Job: Below are some records. Say how many of their lines include the string "Ngôn", giving only the number.

Data records:
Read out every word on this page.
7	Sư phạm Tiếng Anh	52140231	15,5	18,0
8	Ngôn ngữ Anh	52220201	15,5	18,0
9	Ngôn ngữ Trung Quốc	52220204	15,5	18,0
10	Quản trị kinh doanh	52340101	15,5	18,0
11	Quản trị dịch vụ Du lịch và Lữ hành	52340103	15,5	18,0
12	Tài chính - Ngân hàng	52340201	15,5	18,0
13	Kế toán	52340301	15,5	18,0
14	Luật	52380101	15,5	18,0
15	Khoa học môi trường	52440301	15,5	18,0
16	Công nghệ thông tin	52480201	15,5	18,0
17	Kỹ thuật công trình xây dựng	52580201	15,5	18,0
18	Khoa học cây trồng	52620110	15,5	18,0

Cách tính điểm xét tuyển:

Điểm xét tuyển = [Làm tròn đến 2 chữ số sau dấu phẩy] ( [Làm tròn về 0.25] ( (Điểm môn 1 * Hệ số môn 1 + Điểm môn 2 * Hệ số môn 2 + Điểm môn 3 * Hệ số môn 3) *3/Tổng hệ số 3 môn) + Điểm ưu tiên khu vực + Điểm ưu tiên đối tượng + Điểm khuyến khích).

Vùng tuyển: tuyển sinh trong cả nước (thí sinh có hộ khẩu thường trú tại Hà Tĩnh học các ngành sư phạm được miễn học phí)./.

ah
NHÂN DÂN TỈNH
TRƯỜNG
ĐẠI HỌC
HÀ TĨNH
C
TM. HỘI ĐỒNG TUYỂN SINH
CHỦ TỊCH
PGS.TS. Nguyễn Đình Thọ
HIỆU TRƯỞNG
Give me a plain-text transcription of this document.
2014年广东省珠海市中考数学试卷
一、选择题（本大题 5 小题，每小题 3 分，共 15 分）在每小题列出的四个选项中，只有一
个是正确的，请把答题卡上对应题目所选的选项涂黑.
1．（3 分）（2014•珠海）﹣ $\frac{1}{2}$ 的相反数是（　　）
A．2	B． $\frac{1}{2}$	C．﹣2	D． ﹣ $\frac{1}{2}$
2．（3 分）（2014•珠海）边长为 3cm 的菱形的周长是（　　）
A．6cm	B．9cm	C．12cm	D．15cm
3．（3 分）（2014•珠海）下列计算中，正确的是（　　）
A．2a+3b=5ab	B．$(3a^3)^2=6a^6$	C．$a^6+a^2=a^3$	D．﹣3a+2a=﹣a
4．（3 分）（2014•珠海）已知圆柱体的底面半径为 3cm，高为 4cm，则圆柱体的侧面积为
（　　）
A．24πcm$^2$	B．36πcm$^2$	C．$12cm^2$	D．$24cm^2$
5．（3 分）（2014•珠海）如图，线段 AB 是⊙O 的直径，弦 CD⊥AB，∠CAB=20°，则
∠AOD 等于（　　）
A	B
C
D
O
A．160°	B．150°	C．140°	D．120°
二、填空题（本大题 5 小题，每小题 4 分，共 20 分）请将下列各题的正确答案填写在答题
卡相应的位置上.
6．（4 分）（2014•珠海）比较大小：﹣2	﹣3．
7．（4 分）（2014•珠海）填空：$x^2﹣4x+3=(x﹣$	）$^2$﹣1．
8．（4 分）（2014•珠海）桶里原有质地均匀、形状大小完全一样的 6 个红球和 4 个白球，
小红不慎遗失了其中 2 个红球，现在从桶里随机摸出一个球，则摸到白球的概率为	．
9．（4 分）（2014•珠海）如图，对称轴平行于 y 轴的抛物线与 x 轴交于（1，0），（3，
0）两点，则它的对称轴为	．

Solution to this exercise: 2